==== Provided material

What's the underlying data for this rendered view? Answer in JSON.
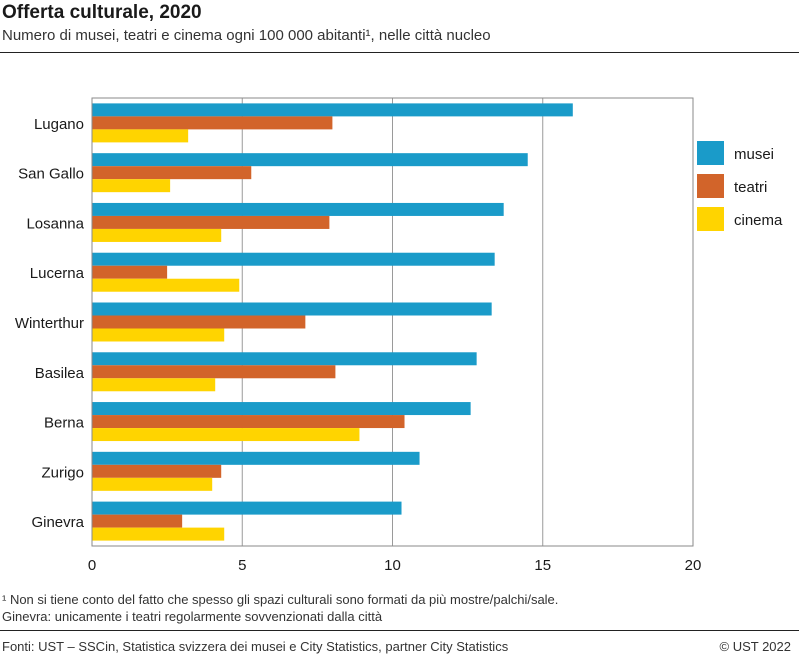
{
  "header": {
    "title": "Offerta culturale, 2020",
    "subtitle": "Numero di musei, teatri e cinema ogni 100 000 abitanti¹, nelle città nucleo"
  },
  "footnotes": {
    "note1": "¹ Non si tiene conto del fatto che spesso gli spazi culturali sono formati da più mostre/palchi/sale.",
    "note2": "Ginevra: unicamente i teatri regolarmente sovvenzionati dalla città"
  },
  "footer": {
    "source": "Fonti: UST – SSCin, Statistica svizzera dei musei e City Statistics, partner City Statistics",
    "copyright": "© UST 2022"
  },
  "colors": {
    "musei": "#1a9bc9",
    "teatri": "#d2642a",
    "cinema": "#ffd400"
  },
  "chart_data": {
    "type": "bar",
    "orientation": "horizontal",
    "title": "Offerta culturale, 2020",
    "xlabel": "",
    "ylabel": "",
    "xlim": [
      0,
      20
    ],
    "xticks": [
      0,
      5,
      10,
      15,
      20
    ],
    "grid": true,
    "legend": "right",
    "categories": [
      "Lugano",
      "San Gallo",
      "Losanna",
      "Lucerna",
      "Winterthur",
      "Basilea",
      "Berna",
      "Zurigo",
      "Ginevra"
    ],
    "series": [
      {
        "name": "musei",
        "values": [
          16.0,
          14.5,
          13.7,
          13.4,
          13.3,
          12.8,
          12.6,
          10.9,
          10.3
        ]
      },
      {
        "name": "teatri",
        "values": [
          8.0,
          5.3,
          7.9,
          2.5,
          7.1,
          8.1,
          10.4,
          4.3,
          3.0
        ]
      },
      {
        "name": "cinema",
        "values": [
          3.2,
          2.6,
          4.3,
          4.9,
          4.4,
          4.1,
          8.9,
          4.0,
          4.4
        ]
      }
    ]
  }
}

========

# Task objective
Images in the data above are to be skipped. Retype all other material exactly.

# Full output
What's the underlying data for this rendered view? Answer in JSON.
{
  "header": {
    "title": "Offerta culturale, 2020",
    "subtitle": "Numero di musei, teatri e cinema ogni 100 000 abitanti¹, nelle città nucleo"
  },
  "footnotes": {
    "note1": "¹ Non si tiene conto del fatto che spesso gli spazi culturali sono formati da più mostre/palchi/sale.",
    "note2": "Ginevra: unicamente i teatri regolarmente sovvenzionati dalla città"
  },
  "footer": {
    "source": "Fonti: UST – SSCin, Statistica svizzera dei musei e City Statistics, partner City Statistics",
    "copyright": "© UST 2022"
  },
  "colors": {
    "musei": "#1a9bc9",
    "teatri": "#d2642a",
    "cinema": "#ffd400"
  },
  "chart_data": {
    "type": "bar",
    "orientation": "horizontal",
    "title": "Offerta culturale, 2020",
    "xlabel": "",
    "ylabel": "",
    "xlim": [
      0,
      20
    ],
    "xticks": [
      0,
      5,
      10,
      15,
      20
    ],
    "grid": true,
    "legend": "right",
    "categories": [
      "Lugano",
      "San Gallo",
      "Losanna",
      "Lucerna",
      "Winterthur",
      "Basilea",
      "Berna",
      "Zurigo",
      "Ginevra"
    ],
    "series": [
      {
        "name": "musei",
        "values": [
          16.0,
          14.5,
          13.7,
          13.4,
          13.3,
          12.8,
          12.6,
          10.9,
          10.3
        ]
      },
      {
        "name": "teatri",
        "values": [
          8.0,
          5.3,
          7.9,
          2.5,
          7.1,
          8.1,
          10.4,
          4.3,
          3.0
        ]
      },
      {
        "name": "cinema",
        "values": [
          3.2,
          2.6,
          4.3,
          4.9,
          4.4,
          4.1,
          8.9,
          4.0,
          4.4
        ]
      }
    ]
  }
}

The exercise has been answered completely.